» Requirements: Extract all lines from the data beneath that include the word "handle".

» Task data:
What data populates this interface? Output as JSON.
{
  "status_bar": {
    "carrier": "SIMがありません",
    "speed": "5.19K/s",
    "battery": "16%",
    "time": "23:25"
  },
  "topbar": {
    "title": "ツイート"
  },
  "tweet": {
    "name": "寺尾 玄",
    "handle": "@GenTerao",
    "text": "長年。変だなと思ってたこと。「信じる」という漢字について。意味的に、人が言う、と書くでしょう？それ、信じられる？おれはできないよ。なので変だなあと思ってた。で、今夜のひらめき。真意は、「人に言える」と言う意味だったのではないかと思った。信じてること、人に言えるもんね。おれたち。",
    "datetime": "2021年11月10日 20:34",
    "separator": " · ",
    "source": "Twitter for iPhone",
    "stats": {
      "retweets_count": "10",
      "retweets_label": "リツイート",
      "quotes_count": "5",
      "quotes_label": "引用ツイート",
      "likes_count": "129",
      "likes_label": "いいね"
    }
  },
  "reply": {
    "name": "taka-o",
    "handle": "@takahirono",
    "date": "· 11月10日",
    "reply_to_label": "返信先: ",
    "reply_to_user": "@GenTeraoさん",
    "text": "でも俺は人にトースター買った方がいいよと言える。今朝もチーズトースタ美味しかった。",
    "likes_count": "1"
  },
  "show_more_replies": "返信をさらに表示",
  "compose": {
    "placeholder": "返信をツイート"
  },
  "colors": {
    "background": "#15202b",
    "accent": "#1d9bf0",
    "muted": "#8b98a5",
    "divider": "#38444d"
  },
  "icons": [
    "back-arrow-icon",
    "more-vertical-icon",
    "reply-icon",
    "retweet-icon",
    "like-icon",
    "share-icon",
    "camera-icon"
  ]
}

» Response:
    "handle": "@GenTerao",
    "handle": "@takahirono",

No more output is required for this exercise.